---------- Recorded data

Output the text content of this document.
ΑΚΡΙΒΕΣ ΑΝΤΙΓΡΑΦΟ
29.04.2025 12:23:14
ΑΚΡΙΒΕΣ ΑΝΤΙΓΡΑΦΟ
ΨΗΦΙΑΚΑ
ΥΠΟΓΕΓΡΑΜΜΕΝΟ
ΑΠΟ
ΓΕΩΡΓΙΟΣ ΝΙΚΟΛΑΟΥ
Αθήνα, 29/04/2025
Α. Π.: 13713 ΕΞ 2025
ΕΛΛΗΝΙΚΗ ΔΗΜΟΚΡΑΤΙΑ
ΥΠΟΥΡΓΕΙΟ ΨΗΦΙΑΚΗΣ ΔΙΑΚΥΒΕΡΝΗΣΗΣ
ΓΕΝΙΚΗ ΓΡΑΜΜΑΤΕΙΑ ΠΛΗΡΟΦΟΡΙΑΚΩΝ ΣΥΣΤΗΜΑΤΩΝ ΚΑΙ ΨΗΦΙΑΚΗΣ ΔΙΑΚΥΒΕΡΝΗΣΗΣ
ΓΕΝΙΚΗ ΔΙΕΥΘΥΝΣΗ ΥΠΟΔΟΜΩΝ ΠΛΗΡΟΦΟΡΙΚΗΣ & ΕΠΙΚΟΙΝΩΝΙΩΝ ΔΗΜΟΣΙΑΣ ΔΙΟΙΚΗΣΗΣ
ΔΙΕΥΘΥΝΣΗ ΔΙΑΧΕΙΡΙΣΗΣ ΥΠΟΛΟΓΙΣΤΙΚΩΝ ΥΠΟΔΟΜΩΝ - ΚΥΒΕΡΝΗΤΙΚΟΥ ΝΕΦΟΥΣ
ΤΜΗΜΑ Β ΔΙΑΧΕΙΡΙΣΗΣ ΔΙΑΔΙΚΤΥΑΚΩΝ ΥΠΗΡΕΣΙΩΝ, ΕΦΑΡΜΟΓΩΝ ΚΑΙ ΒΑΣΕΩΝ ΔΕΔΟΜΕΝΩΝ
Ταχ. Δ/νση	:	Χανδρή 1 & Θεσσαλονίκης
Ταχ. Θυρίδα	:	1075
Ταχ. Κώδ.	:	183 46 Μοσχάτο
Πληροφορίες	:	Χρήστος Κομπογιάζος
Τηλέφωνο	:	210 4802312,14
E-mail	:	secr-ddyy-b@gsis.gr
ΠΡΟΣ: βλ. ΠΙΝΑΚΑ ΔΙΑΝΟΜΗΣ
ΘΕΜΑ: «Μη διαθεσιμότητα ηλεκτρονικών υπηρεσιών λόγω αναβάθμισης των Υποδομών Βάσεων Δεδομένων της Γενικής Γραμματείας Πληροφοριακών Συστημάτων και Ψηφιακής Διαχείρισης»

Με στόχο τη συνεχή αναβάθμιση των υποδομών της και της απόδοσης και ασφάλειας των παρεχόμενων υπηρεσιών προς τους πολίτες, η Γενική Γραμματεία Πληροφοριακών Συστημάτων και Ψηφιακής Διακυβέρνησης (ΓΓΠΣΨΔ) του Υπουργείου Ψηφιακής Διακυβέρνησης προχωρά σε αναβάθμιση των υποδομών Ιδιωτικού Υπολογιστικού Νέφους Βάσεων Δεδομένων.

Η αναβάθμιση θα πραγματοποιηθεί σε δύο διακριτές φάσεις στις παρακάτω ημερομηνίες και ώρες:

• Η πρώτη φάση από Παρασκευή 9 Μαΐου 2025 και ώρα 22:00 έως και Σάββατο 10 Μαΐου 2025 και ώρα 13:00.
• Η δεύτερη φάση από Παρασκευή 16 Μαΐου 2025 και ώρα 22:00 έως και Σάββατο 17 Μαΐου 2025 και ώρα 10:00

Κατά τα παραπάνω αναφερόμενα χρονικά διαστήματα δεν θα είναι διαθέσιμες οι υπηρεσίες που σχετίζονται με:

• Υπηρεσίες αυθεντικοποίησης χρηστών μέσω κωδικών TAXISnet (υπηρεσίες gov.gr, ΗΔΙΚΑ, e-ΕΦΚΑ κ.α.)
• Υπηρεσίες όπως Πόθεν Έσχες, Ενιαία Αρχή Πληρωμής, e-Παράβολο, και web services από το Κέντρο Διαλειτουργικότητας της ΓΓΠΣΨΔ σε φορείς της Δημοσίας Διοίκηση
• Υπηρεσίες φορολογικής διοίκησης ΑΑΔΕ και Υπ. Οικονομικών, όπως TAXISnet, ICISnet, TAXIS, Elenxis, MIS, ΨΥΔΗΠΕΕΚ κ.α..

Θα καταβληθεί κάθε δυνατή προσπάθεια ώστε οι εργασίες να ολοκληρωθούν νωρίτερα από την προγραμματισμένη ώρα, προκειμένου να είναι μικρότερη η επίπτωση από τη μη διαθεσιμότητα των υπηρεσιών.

--------------------

## What the task asks
Select all lines with the word "ΔΙΑΧΕΙΡΙΣΗΣ" from the entries above.

## Written reply
ΔΙΕΥΘΥΝΣΗ ΔΙΑΧΕΙΡΙΣΗΣ ΥΠΟΛΟΓΙΣΤΙΚΩΝ ΥΠΟΔΟΜΩΝ - ΚΥΒΕΡΝΗΤΙΚΟΥ ΝΕΦΟΥΣ
ΤΜΗΜΑ Β ΔΙΑΧΕΙΡΙΣΗΣ ΔΙΑΔΙΚΤΥΑΚΩΝ ΥΠΗΡΕΣΙΩΝ, ΕΦΑΡΜΟΓΩΝ ΚΑΙ ΒΑΣΕΩΝ ΔΕΔΟΜΕΝΩΝ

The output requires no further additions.